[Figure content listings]
◆ ◆ ◆ ◆ ◆
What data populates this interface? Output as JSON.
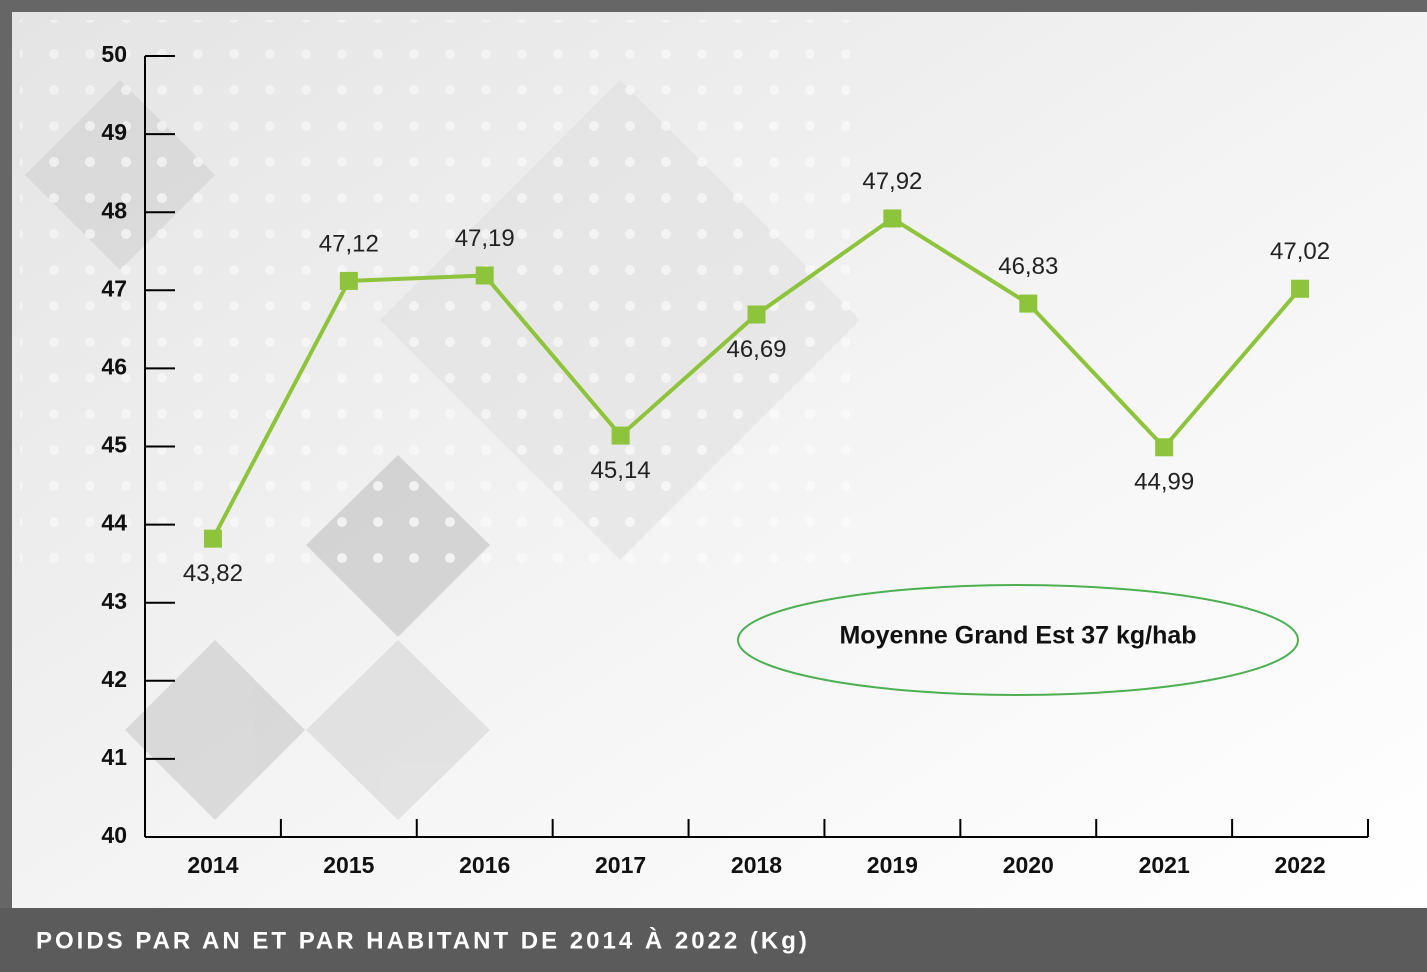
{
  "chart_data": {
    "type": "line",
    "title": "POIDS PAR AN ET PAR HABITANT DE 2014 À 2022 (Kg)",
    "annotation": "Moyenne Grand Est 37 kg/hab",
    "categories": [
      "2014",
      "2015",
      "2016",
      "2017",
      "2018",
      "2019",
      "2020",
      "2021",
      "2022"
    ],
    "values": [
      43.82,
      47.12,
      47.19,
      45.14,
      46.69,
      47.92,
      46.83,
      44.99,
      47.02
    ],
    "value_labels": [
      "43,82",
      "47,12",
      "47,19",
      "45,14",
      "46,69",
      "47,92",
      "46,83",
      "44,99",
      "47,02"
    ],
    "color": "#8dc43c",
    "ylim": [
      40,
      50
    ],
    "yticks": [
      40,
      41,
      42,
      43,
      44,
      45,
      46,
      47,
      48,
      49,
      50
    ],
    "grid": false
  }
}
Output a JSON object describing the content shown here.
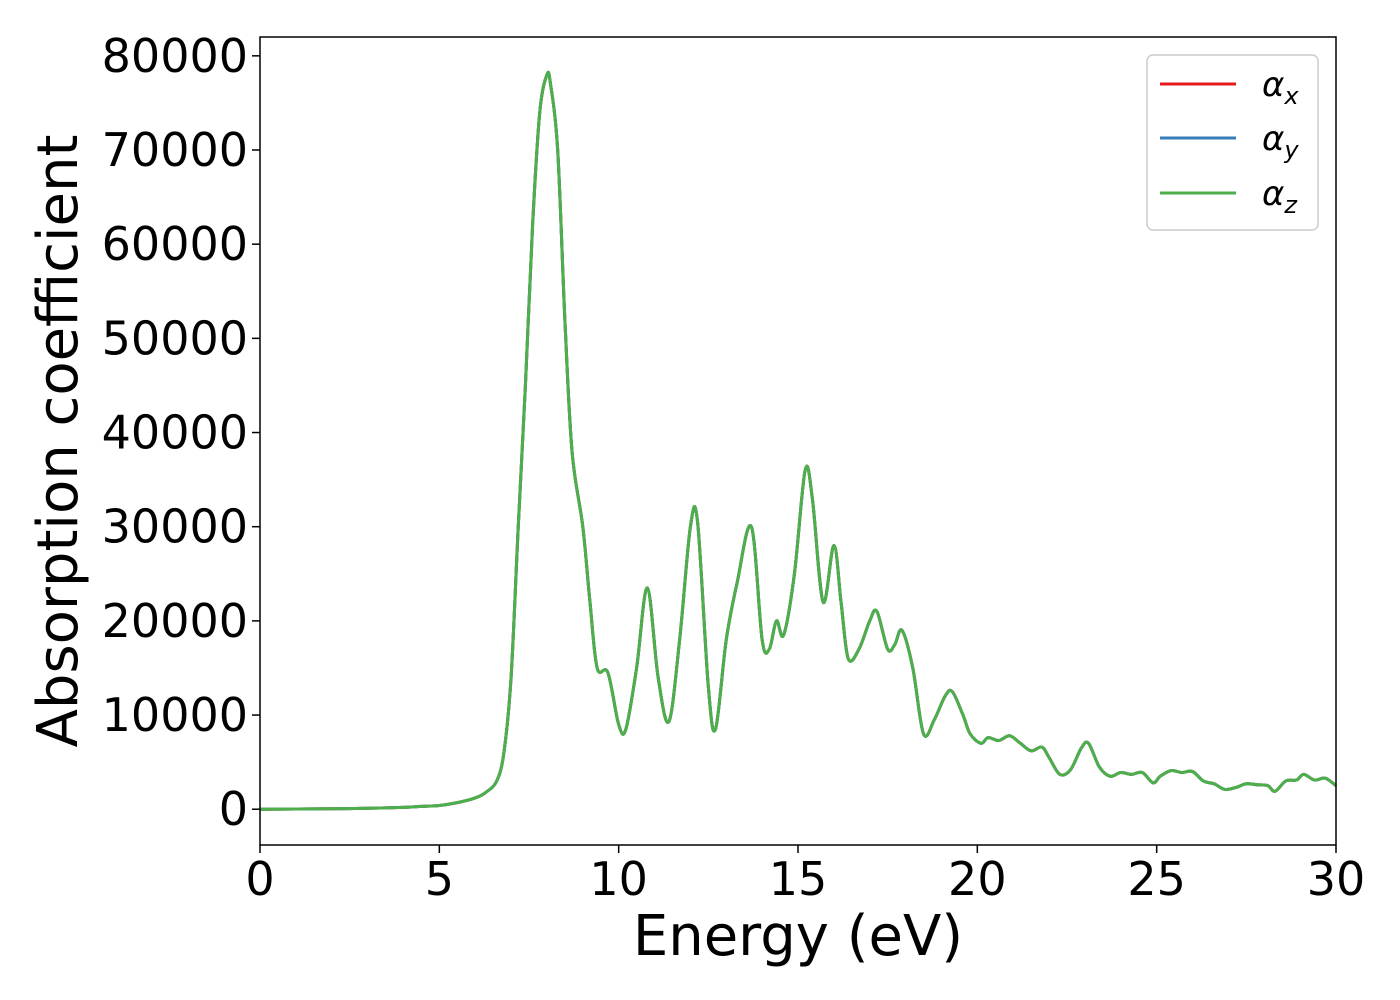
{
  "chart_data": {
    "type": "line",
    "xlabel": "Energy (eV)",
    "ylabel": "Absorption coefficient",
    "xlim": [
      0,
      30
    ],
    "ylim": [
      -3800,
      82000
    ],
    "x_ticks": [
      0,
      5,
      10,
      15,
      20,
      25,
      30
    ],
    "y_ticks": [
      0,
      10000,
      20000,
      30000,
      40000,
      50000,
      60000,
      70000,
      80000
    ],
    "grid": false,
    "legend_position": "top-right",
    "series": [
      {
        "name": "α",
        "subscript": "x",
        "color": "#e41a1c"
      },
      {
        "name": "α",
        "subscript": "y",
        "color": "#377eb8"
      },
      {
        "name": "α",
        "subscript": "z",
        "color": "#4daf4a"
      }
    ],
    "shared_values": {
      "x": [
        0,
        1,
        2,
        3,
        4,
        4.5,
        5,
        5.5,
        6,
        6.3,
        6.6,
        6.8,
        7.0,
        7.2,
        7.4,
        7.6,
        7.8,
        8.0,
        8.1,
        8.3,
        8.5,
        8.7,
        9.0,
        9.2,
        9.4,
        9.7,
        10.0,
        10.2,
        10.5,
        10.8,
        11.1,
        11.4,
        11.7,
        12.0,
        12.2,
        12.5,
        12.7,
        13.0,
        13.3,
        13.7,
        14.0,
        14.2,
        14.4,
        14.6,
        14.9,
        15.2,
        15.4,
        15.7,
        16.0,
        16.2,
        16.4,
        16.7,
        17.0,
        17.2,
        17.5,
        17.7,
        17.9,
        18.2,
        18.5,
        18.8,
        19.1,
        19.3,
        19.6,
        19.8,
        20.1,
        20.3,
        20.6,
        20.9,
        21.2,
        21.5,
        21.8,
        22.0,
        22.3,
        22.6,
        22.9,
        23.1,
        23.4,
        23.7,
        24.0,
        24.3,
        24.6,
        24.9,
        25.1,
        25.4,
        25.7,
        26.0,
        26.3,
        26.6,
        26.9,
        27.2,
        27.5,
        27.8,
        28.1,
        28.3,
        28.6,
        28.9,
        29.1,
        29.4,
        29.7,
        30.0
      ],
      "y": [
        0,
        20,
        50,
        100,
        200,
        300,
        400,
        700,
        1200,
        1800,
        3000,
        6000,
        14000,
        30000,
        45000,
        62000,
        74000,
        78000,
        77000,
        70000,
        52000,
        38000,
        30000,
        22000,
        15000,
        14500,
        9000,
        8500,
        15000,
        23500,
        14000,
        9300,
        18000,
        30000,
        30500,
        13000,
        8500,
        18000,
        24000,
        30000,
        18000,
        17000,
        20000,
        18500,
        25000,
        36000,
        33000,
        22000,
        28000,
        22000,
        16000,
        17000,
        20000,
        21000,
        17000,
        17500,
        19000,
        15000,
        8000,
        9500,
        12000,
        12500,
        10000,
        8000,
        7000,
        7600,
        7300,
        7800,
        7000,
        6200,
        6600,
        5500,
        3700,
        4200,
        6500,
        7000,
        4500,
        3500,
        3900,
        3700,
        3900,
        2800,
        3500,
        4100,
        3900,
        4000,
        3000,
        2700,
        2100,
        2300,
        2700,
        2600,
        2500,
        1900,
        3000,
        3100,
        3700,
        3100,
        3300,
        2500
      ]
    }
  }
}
◆ ◆ ◆ ◆ ◆
**REQUIRED TASK:**
Transcribe the listing above verbatim. Omit the pictures.

**WRITTEN RESPONSE:**
What data populates this interface? Output as JSON.
{
  "chart_data": {
    "type": "line",
    "title": "POIDS PAR AN ET PAR HABITANT DE 2014 À 2022 (Kg)",
    "annotation": "Moyenne Grand Est 37 kg/hab",
    "categories": [
      "2014",
      "2015",
      "2016",
      "2017",
      "2018",
      "2019",
      "2020",
      "2021",
      "2022"
    ],
    "values": [
      43.82,
      47.12,
      47.19,
      45.14,
      46.69,
      47.92,
      46.83,
      44.99,
      47.02
    ],
    "value_labels": [
      "43,82",
      "47,12",
      "47,19",
      "45,14",
      "46,69",
      "47,92",
      "46,83",
      "44,99",
      "47,02"
    ],
    "color": "#8dc43c",
    "ylim": [
      40,
      50
    ],
    "yticks": [
      40,
      41,
      42,
      43,
      44,
      45,
      46,
      47,
      48,
      49,
      50
    ],
    "grid": false
  }
}
Output a JSON object describing the content shown here.
{
  "chart_data": {
    "type": "line",
    "xlabel": "Energy (eV)",
    "ylabel": "Absorption coefficient",
    "xlim": [
      0,
      30
    ],
    "ylim": [
      -3800,
      82000
    ],
    "x_ticks": [
      0,
      5,
      10,
      15,
      20,
      25,
      30
    ],
    "y_ticks": [
      0,
      10000,
      20000,
      30000,
      40000,
      50000,
      60000,
      70000,
      80000
    ],
    "grid": false,
    "legend_position": "top-right",
    "series": [
      {
        "name": "α",
        "subscript": "x",
        "color": "#e41a1c"
      },
      {
        "name": "α",
        "subscript": "y",
        "color": "#377eb8"
      },
      {
        "name": "α",
        "subscript": "z",
        "color": "#4daf4a"
      }
    ],
    "shared_values": {
      "x": [
        0,
        1,
        2,
        3,
        4,
        4.5,
        5,
        5.5,
        6,
        6.3,
        6.6,
        6.8,
        7.0,
        7.2,
        7.4,
        7.6,
        7.8,
        8.0,
        8.1,
        8.3,
        8.5,
        8.7,
        9.0,
        9.2,
        9.4,
        9.7,
        10.0,
        10.2,
        10.5,
        10.8,
        11.1,
        11.4,
        11.7,
        12.0,
        12.2,
        12.5,
        12.7,
        13.0,
        13.3,
        13.7,
        14.0,
        14.2,
        14.4,
        14.6,
        14.9,
        15.2,
        15.4,
        15.7,
        16.0,
        16.2,
        16.4,
        16.7,
        17.0,
        17.2,
        17.5,
        17.7,
        17.9,
        18.2,
        18.5,
        18.8,
        19.1,
        19.3,
        19.6,
        19.8,
        20.1,
        20.3,
        20.6,
        20.9,
        21.2,
        21.5,
        21.8,
        22.0,
        22.3,
        22.6,
        22.9,
        23.1,
        23.4,
        23.7,
        24.0,
        24.3,
        24.6,
        24.9,
        25.1,
        25.4,
        25.7,
        26.0,
        26.3,
        26.6,
        26.9,
        27.2,
        27.5,
        27.8,
        28.1,
        28.3,
        28.6,
        28.9,
        29.1,
        29.4,
        29.7,
        30.0
      ],
      "y": [
        0,
        20,
        50,
        100,
        200,
        300,
        400,
        700,
        1200,
        1800,
        3000,
        6000,
        14000,
        30000,
        45000,
        62000,
        74000,
        78000,
        77000,
        70000,
        52000,
        38000,
        30000,
        22000,
        15000,
        14500,
        9000,
        8500,
        15000,
        23500,
        14000,
        9300,
        18000,
        30000,
        30500,
        13000,
        8500,
        18000,
        24000,
        30000,
        18000,
        17000,
        20000,
        18500,
        25000,
        36000,
        33000,
        22000,
        28000,
        22000,
        16000,
        17000,
        20000,
        21000,
        17000,
        17500,
        19000,
        15000,
        8000,
        9500,
        12000,
        12500,
        10000,
        8000,
        7000,
        7600,
        7300,
        7800,
        7000,
        6200,
        6600,
        5500,
        3700,
        4200,
        6500,
        7000,
        4500,
        3500,
        3900,
        3700,
        3900,
        2800,
        3500,
        4100,
        3900,
        4000,
        3000,
        2700,
        2100,
        2300,
        2700,
        2600,
        2500,
        1900,
        3000,
        3100,
        3700,
        3100,
        3300,
        2500
      ]
    }
  }
}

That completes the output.